▸ Stored data:
....

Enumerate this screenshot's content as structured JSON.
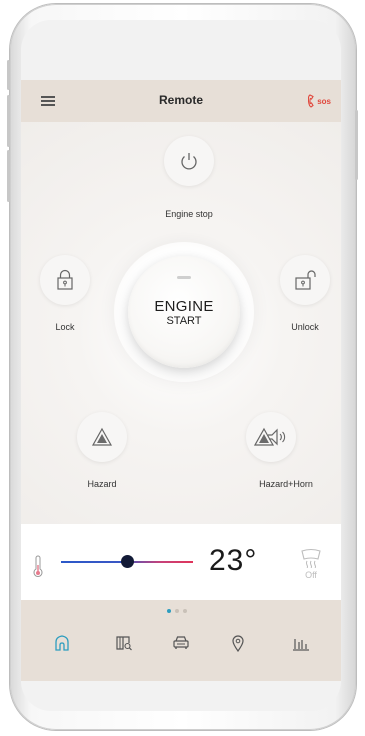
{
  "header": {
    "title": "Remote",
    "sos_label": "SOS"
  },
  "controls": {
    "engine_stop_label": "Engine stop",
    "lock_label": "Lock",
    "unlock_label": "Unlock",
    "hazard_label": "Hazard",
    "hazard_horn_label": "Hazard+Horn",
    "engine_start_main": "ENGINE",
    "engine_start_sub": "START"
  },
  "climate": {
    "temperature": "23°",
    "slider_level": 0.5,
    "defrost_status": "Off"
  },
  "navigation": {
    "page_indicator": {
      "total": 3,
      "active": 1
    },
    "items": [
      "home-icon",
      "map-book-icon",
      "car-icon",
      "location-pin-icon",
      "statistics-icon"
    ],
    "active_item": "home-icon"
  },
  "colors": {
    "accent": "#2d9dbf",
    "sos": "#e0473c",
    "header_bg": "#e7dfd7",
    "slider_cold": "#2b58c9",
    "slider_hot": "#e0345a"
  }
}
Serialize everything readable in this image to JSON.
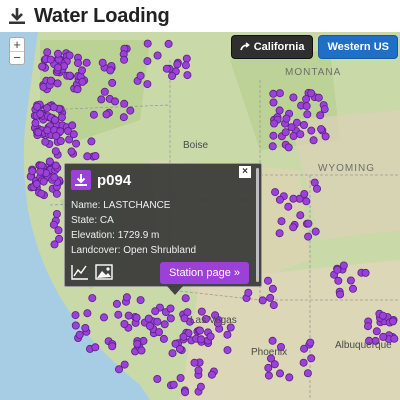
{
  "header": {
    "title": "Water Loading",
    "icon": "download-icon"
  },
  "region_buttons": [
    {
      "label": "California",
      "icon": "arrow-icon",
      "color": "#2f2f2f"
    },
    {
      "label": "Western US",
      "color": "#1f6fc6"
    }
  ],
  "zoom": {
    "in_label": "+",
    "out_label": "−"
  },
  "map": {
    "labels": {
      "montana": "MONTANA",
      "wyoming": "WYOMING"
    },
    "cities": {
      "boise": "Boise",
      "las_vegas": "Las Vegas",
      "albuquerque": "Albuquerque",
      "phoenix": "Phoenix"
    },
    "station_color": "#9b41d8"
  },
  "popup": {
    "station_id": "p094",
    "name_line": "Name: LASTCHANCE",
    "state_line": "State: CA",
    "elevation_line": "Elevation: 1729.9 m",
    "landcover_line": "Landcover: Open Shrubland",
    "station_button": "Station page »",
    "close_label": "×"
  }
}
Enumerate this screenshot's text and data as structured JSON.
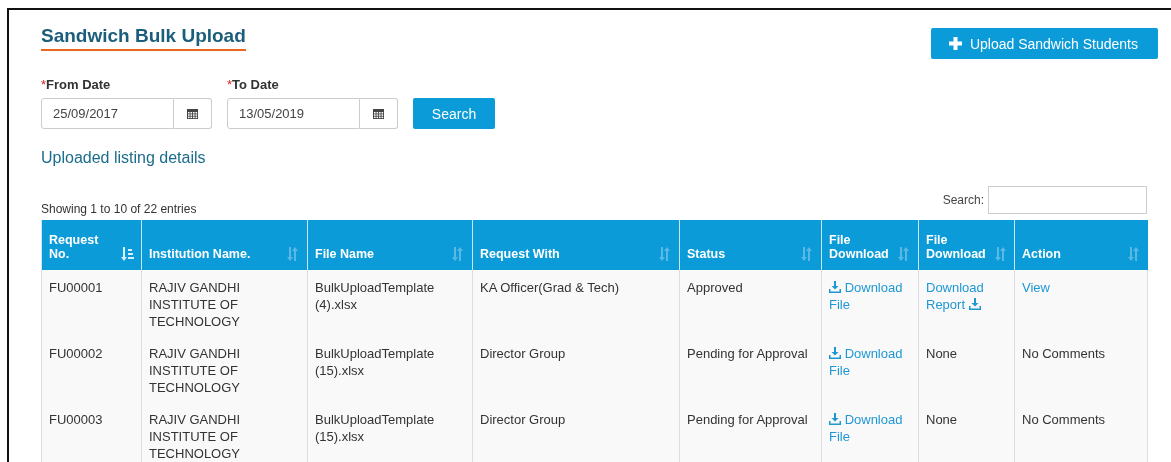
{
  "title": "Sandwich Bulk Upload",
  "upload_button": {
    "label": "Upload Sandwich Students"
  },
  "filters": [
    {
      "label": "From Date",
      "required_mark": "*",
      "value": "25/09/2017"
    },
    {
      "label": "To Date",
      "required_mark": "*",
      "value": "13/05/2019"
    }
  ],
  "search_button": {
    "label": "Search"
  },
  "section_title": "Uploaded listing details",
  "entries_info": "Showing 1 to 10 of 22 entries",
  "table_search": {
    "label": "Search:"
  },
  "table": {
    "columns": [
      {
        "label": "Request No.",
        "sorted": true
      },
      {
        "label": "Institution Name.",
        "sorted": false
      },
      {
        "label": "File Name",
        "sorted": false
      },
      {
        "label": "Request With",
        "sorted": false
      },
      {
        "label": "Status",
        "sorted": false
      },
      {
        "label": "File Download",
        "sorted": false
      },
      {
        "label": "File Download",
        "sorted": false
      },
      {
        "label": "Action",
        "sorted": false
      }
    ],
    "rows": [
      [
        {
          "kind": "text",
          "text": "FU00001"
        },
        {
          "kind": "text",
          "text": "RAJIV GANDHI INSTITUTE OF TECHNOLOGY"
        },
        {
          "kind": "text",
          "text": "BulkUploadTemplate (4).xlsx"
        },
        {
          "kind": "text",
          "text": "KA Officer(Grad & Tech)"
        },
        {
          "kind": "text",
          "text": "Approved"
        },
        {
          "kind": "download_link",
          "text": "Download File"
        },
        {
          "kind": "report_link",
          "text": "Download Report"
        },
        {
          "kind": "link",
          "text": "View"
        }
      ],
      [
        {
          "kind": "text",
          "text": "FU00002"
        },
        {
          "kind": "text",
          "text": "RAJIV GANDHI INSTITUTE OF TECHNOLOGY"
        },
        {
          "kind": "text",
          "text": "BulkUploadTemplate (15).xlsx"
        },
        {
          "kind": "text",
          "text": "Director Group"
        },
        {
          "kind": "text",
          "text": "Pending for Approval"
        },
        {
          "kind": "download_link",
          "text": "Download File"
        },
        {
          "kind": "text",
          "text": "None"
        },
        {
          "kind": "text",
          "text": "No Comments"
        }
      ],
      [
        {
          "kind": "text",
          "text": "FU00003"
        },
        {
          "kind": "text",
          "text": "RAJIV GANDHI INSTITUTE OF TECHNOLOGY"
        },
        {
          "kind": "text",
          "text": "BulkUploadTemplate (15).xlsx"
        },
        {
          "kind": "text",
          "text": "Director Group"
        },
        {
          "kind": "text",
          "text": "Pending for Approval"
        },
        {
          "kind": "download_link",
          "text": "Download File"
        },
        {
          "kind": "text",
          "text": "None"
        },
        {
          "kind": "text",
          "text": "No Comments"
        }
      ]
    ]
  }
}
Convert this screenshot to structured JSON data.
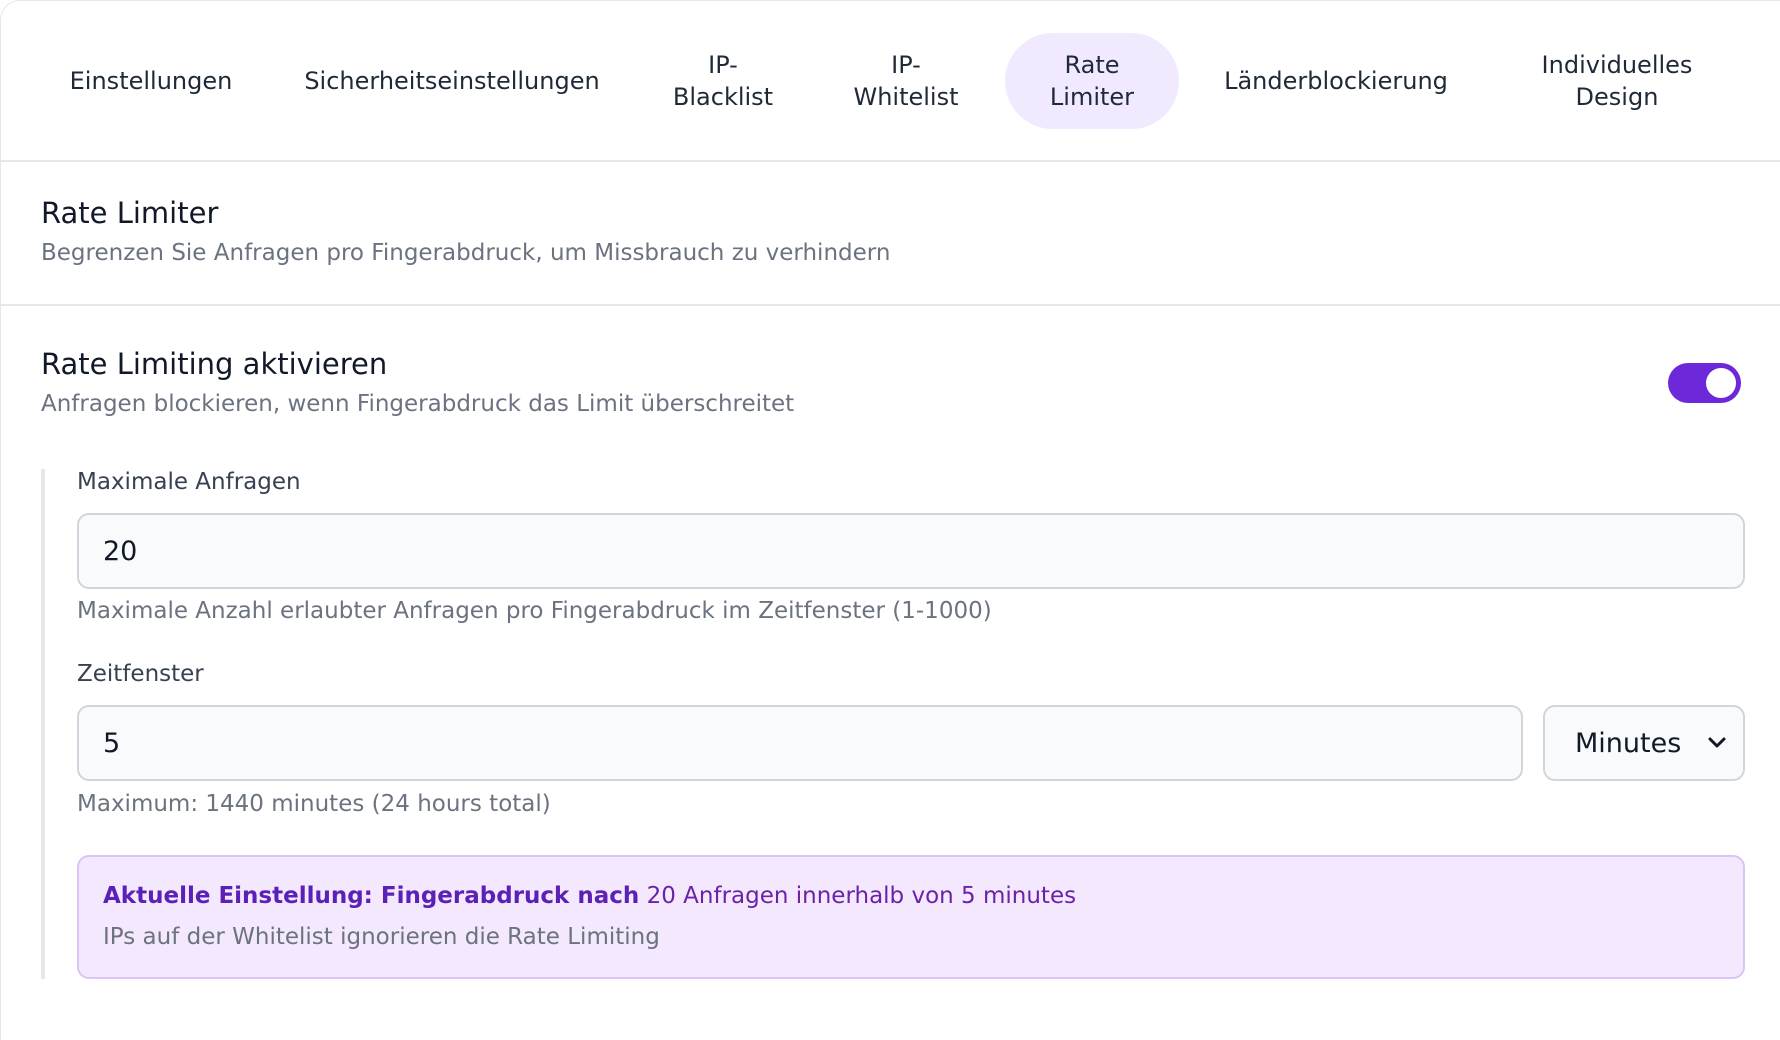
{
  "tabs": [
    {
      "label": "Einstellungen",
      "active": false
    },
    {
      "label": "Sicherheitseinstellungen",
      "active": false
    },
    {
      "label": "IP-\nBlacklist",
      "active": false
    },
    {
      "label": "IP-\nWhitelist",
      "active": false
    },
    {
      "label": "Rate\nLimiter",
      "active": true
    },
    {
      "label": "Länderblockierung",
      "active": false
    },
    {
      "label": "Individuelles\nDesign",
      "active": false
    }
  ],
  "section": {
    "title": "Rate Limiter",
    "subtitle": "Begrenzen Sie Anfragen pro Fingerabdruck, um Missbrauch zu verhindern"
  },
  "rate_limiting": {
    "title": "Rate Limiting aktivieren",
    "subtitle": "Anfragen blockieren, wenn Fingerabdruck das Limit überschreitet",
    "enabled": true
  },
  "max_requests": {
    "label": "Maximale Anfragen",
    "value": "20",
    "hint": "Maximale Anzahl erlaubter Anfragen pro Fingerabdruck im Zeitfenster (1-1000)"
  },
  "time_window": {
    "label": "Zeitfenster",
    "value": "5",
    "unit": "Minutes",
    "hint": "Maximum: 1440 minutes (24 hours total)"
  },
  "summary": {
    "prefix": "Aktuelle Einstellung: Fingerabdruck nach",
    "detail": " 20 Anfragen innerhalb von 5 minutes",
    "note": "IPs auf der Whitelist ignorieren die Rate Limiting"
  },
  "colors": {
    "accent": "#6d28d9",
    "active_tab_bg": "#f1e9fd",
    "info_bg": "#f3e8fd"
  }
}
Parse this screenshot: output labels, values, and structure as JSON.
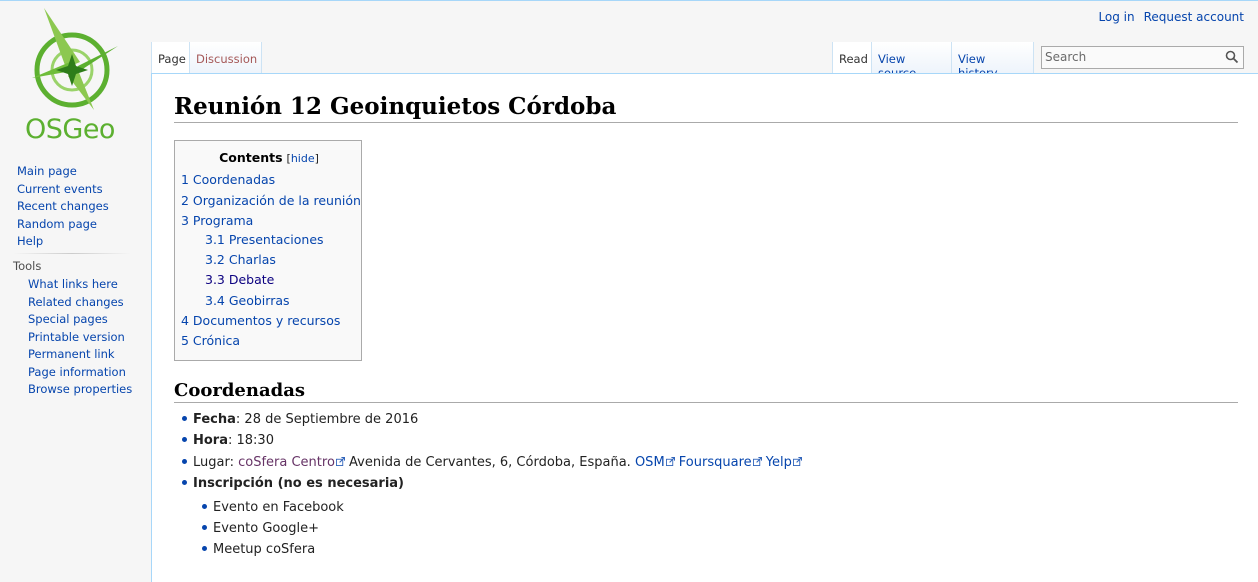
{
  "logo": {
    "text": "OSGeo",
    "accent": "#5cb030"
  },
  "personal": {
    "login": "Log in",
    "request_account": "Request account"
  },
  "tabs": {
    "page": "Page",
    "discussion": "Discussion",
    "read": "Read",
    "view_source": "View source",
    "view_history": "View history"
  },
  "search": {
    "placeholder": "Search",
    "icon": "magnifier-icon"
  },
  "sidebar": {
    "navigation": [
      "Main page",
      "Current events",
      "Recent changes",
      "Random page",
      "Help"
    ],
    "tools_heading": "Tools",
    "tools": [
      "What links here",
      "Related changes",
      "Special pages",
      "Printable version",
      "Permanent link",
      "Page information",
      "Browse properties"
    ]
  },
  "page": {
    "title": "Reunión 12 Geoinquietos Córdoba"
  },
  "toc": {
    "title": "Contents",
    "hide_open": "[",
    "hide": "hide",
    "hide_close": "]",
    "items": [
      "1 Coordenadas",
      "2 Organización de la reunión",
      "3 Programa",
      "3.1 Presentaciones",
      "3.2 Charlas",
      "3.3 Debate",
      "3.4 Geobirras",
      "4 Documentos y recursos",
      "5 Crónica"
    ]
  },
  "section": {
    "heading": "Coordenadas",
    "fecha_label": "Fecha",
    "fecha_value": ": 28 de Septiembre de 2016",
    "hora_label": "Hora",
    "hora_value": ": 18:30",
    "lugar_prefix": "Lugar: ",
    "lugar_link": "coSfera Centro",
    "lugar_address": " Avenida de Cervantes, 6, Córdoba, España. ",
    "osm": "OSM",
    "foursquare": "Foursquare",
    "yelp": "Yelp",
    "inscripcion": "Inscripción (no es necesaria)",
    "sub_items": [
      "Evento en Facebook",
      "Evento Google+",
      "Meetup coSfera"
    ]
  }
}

....

▸ What is asked: Of the lines in the data, how many contain the word "subtitle"? Provide the number and nothing further.

▸ Finished answer: 2